[Figure contents as structured data]

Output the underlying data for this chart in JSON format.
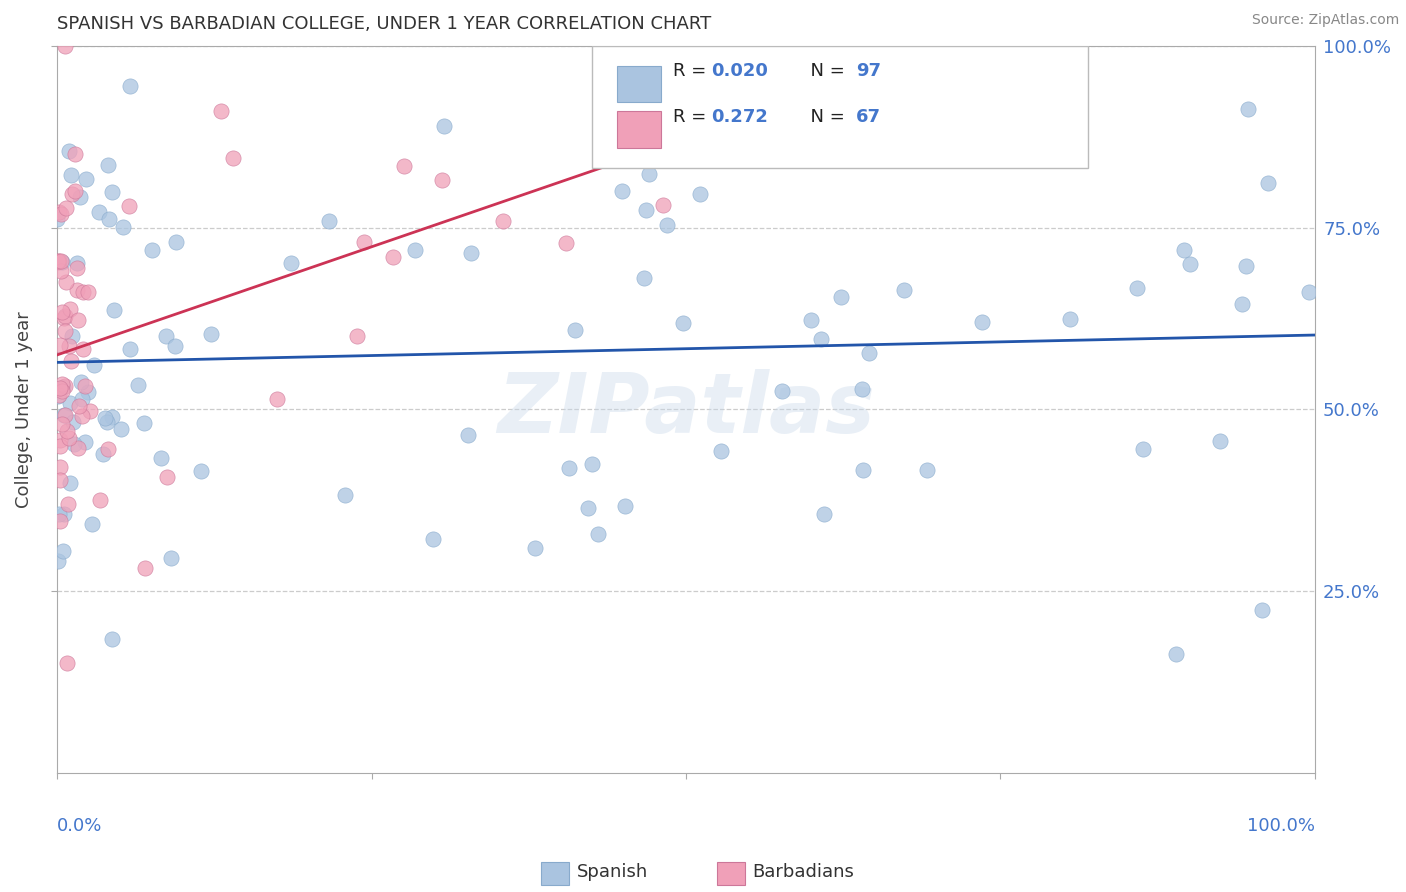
{
  "title": "SPANISH VS BARBADIAN COLLEGE, UNDER 1 YEAR CORRELATION CHART",
  "source": "Source: ZipAtlas.com",
  "ylabel": "College, Under 1 year",
  "r_spanish": "0.020",
  "n_spanish": "97",
  "r_barbadian": "0.272",
  "n_barbadian": "67",
  "spanish_color": "#aac4e0",
  "barbadian_color": "#f0a0b8",
  "trendline_spanish_color": "#2255aa",
  "trendline_barbadian_color": "#cc3355",
  "watermark": "ZIPatlas",
  "background_color": "#ffffff",
  "grid_color": "#cccccc",
  "title_color": "#333333",
  "axis_tick_color": "#4477cc",
  "legend_label_spanish": "Spanish",
  "legend_label_barbadian": "Barbadians",
  "xmin": 0.0,
  "xmax": 1.0,
  "ymin": 0.0,
  "ymax": 1.0,
  "ytick_vals": [
    0.25,
    0.5,
    0.75,
    1.0
  ],
  "ytick_labels": [
    "25.0%",
    "50.0%",
    "75.0%",
    "100.0%"
  ],
  "seed": 12
}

■ Set task ■
Pictures are not part of the copy; output everything else in the records exactly.

■ Solution ■
Output the underlying data for this chart in JSON format.
{
  "title": "SPANISH VS BARBADIAN COLLEGE, UNDER 1 YEAR CORRELATION CHART",
  "source": "Source: ZipAtlas.com",
  "ylabel": "College, Under 1 year",
  "r_spanish": "0.020",
  "n_spanish": "97",
  "r_barbadian": "0.272",
  "n_barbadian": "67",
  "spanish_color": "#aac4e0",
  "barbadian_color": "#f0a0b8",
  "trendline_spanish_color": "#2255aa",
  "trendline_barbadian_color": "#cc3355",
  "watermark": "ZIPatlas",
  "background_color": "#ffffff",
  "grid_color": "#cccccc",
  "title_color": "#333333",
  "axis_tick_color": "#4477cc",
  "legend_label_spanish": "Spanish",
  "legend_label_barbadian": "Barbadians",
  "xmin": 0.0,
  "xmax": 1.0,
  "ymin": 0.0,
  "ymax": 1.0,
  "ytick_vals": [
    0.25,
    0.5,
    0.75,
    1.0
  ],
  "ytick_labels": [
    "25.0%",
    "50.0%",
    "75.0%",
    "100.0%"
  ],
  "seed": 12
}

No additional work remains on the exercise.